**Assignment**
Using the entries that follow, state how many lines contain the word "Show". The response is that number and nothing more.
◇ ◇ ◇
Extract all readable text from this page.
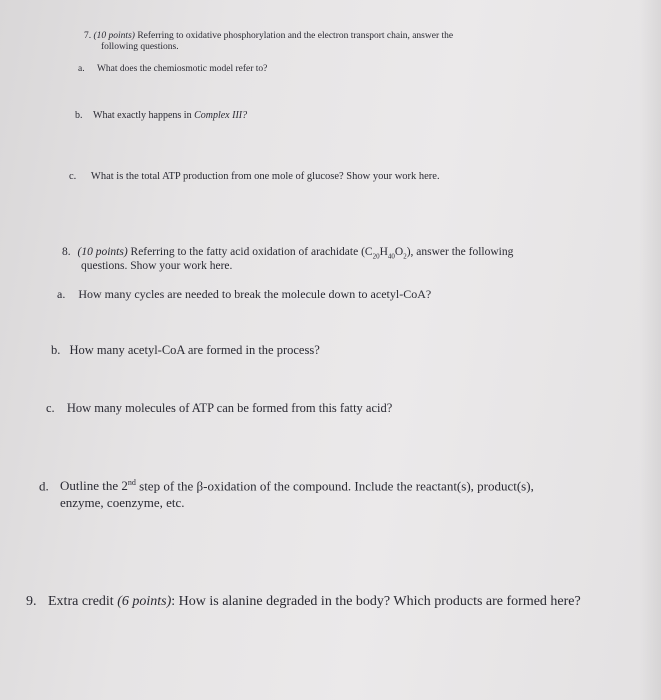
7. (10 points) Referring to oxidative phosphorylation and the electron transport chain, answer the
following questions.
a. What does the chemiosmotic model refer to?
b. What exactly happens in Complex III?
c. What is the total ATP production from one mole of glucose? Show your work here.
8. (10 points) Referring to the fatty acid oxidation of arachidate $(C_{20}H_{40}O_2)$, answer the following
questions. Show your work here.
a. How many cycles are needed to break the molecule down to acetyl-CoA?
b. How many acetyl-CoA are formed in the process?
c. How many molecules of ATP can be formed from this fatty acid?
d. Outline the 2nd step of the β-oxidation of the compound. Include the reactant(s), product(s),
enzyme, coenzyme, etc.
9. Extra credit (6 points): How is alanine degraded in the body? Which products are formed here?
◇ ◇ ◇
**Your response**
2